Written request :: Print each line exactly as it is given.

Available data ::
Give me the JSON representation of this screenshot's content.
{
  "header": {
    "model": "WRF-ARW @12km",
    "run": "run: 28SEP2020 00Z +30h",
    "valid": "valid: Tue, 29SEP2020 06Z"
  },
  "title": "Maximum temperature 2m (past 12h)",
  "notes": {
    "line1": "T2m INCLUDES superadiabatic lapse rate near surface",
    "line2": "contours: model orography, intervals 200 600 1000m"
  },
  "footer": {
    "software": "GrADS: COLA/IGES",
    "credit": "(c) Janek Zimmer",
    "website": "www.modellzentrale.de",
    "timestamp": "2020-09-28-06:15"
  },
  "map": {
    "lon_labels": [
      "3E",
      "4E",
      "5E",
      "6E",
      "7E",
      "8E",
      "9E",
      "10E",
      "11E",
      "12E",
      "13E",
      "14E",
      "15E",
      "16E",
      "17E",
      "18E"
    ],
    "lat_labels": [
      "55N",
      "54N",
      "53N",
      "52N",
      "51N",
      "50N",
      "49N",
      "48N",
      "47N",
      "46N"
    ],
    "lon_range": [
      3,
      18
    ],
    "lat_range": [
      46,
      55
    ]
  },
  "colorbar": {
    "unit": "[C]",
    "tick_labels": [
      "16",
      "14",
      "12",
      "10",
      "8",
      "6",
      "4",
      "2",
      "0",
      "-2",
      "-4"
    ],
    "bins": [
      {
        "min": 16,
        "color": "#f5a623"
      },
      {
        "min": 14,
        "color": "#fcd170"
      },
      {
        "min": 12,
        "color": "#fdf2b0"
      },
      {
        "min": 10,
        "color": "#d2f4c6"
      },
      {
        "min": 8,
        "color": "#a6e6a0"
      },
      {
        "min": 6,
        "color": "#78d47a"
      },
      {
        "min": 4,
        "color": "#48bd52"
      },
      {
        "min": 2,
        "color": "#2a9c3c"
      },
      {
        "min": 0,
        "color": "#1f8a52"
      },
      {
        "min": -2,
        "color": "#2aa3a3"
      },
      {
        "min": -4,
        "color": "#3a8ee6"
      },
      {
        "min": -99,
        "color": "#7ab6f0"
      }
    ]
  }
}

Task solution ::
Give me the JSON representation of this screenshot's content.
{
  "header": {
    "model": "WRF-ARW @12km",
    "run": "run: 28SEP2020 00Z +30h",
    "valid": "valid: Tue, 29SEP2020 06Z"
  },
  "title": "Maximum temperature 2m (past 12h)",
  "notes": {
    "line1": "T2m INCLUDES superadiabatic lapse rate near surface",
    "line2": "contours: model orography, intervals 200 600 1000m"
  },
  "footer": {
    "software": "GrADS: COLA/IGES",
    "credit": "(c) Janek Zimmer",
    "website": "www.modellzentrale.de",
    "timestamp": "2020-09-28-06:15"
  },
  "map": {
    "lon_labels": [
      "3E",
      "4E",
      "5E",
      "6E",
      "7E",
      "8E",
      "9E",
      "10E",
      "11E",
      "12E",
      "13E",
      "14E",
      "15E",
      "16E",
      "17E",
      "18E"
    ],
    "lat_labels": [
      "55N",
      "54N",
      "53N",
      "52N",
      "51N",
      "50N",
      "49N",
      "48N",
      "47N",
      "46N"
    ],
    "lon_range": [
      3,
      18
    ],
    "lat_range": [
      46,
      55
    ]
  },
  "colorbar": {
    "unit": "[C]",
    "tick_labels": [
      "16",
      "14",
      "12",
      "10",
      "8",
      "6",
      "4",
      "2",
      "0",
      "-2",
      "-4"
    ],
    "bins": [
      {
        "min": 16,
        "color": "#f5a623"
      },
      {
        "min": 14,
        "color": "#fcd170"
      },
      {
        "min": 12,
        "color": "#fdf2b0"
      },
      {
        "min": 10,
        "color": "#d2f4c6"
      },
      {
        "min": 8,
        "color": "#a6e6a0"
      },
      {
        "min": 6,
        "color": "#78d47a"
      },
      {
        "min": 4,
        "color": "#48bd52"
      },
      {
        "min": 2,
        "color": "#2a9c3c"
      },
      {
        "min": 0,
        "color": "#1f8a52"
      },
      {
        "min": -2,
        "color": "#2aa3a3"
      },
      {
        "min": -4,
        "color": "#3a8ee6"
      },
      {
        "min": -99,
        "color": "#7ab6f0"
      }
    ]
  }
}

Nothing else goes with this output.